## Prompt
Extract the full listing below without altering a single character.

## Data provided
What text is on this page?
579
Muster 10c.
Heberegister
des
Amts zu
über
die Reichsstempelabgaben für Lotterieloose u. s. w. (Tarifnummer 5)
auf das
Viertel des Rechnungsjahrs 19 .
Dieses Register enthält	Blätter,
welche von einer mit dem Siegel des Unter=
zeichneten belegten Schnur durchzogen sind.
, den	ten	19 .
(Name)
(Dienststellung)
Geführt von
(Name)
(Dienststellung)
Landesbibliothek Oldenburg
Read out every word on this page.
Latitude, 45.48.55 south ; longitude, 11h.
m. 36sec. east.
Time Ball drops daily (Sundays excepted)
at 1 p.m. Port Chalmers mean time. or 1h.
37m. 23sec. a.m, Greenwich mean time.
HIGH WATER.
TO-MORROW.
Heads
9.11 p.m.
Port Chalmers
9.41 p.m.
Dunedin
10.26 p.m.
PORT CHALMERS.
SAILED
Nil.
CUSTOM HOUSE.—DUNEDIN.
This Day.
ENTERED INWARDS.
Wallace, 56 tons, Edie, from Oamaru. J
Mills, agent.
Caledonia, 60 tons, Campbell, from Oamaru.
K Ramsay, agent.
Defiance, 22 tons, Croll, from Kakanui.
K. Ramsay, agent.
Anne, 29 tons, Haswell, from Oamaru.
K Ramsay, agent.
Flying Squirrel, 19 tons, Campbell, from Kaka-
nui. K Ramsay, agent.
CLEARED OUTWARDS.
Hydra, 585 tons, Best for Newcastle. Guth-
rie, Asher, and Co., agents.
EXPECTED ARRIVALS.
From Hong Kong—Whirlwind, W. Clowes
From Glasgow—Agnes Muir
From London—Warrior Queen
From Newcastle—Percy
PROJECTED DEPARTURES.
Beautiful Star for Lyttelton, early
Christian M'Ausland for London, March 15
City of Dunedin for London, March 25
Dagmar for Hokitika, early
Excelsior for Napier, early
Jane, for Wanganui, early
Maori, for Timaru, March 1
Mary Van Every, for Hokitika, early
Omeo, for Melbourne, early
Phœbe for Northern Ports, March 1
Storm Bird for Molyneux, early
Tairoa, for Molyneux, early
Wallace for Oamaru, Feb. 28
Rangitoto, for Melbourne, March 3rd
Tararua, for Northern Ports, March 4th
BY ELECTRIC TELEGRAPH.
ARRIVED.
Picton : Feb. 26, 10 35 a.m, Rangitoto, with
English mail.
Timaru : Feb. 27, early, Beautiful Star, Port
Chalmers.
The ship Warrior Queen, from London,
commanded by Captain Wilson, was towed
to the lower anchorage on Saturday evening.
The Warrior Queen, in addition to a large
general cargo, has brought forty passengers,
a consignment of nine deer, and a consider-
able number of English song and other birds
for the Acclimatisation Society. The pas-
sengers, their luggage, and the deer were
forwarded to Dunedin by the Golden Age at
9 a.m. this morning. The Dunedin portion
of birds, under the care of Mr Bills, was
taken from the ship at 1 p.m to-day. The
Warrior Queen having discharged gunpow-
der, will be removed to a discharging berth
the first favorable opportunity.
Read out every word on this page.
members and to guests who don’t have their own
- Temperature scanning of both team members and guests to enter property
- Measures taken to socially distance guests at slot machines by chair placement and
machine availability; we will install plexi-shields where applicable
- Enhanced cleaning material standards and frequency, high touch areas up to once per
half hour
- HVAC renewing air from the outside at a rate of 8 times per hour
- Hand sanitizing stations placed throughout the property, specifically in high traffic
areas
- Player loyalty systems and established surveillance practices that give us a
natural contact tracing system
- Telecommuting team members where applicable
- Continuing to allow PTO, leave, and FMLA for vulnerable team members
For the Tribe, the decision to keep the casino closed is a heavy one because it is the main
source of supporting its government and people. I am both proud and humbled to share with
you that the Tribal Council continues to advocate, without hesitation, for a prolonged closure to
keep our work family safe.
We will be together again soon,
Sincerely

## Response to this task
What text is on this page?
579
Muster 10c.
Heberegister
des
Amts zu
über
die Reichsstempelabgaben für Lotterieloose u. s. w. (Tarifnummer 5)
auf das
Viertel des Rechnungsjahrs 19 .
Dieses Register enthält	Blätter,
welche von einer mit dem Siegel des Unter=
zeichneten belegten Schnur durchzogen sind.
, den	ten	19 .
(Name)
(Dienststellung)
Geführt von
(Name)
(Dienststellung)
Landesbibliothek Oldenburg
Read out every word on this page.
Latitude, 45.48.55 south ; longitude, 11h.
m. 36sec. east.
Time Ball drops daily (Sundays excepted)
at 1 p.m. Port Chalmers mean time. or 1h.
37m. 23sec. a.m, Greenwich mean time.
HIGH WATER.
TO-MORROW.
Heads
9.11 p.m.
Port Chalmers
9.41 p.m.
Dunedin
10.26 p.m.
PORT CHALMERS.
SAILED
Nil.
CUSTOM HOUSE.—DUNEDIN.
This Day.
ENTERED INWARDS.
Wallace, 56 tons, Edie, from Oamaru. J
Mills, agent.
Caledonia, 60 tons, Campbell, from Oamaru.
K Ramsay, agent.
Defiance, 22 tons, Croll, from Kakanui.
K. Ramsay, agent.
Anne, 29 tons, Haswell, from Oamaru.
K Ramsay, agent.
Flying Squirrel, 19 tons, Campbell, from Kaka-
nui. K Ramsay, agent.
CLEARED OUTWARDS.
Hydra, 585 tons, Best for Newcastle. Guth-
rie, Asher, and Co., agents.
EXPECTED ARRIVALS.
From Hong Kong—Whirlwind, W. Clowes
From Glasgow—Agnes Muir
From London—Warrior Queen
From Newcastle—Percy
PROJECTED DEPARTURES.
Beautiful Star for Lyttelton, early
Christian M'Ausland for London, March 15
City of Dunedin for London, March 25
Dagmar for Hokitika, early
Excelsior for Napier, early
Jane, for Wanganui, early
Maori, for Timaru, March 1
Mary Van Every, for Hokitika, early
Omeo, for Melbourne, early
Phœbe for Northern Ports, March 1
Storm Bird for Molyneux, early
Tairoa, for Molyneux, early
Wallace for Oamaru, Feb. 28
Rangitoto, for Melbourne, March 3rd
Tararua, for Northern Ports, March 4th
BY ELECTRIC TELEGRAPH.
ARRIVED.
Picton : Feb. 26, 10 35 a.m, Rangitoto, with
English mail.
Timaru : Feb. 27, early, Beautiful Star, Port
Chalmers.
The ship Warrior Queen, from London,
commanded by Captain Wilson, was towed
to the lower anchorage on Saturday evening.
The Warrior Queen, in addition to a large
general cargo, has brought forty passengers,
a consignment of nine deer, and a consider-
able number of English song and other birds
for the Acclimatisation Society. The pas-
sengers, their luggage, and the deer were
forwarded to Dunedin by the Golden Age at
9 a.m. this morning. The Dunedin portion
of birds, under the care of Mr Bills, was
taken from the ship at 1 p.m to-day. The
Warrior Queen having discharged gunpow-
der, will be removed to a discharging berth
the first favorable opportunity.
Read out every word on this page.
members and to guests who don’t have their own
- Temperature scanning of both team members and guests to enter property
- Measures taken to socially distance guests at slot machines by chair placement and
machine availability; we will install plexi-shields where applicable
- Enhanced cleaning material standards and frequency, high touch areas up to once per
half hour
- HVAC renewing air from the outside at a rate of 8 times per hour
- Hand sanitizing stations placed throughout the property, specifically in high traffic
areas
- Player loyalty systems and established surveillance practices that give us a
natural contact tracing system
- Telecommuting team members where applicable
- Continuing to allow PTO, leave, and FMLA for vulnerable team members
For the Tribe, the decision to keep the casino closed is a heavy one because it is the main
source of supporting its government and people. I am both proud and humbled to share with
you that the Tribal Council continues to advocate, without hesitation, for a prolonged closure to
keep our work family safe.
We will be together again soon,
Sincerely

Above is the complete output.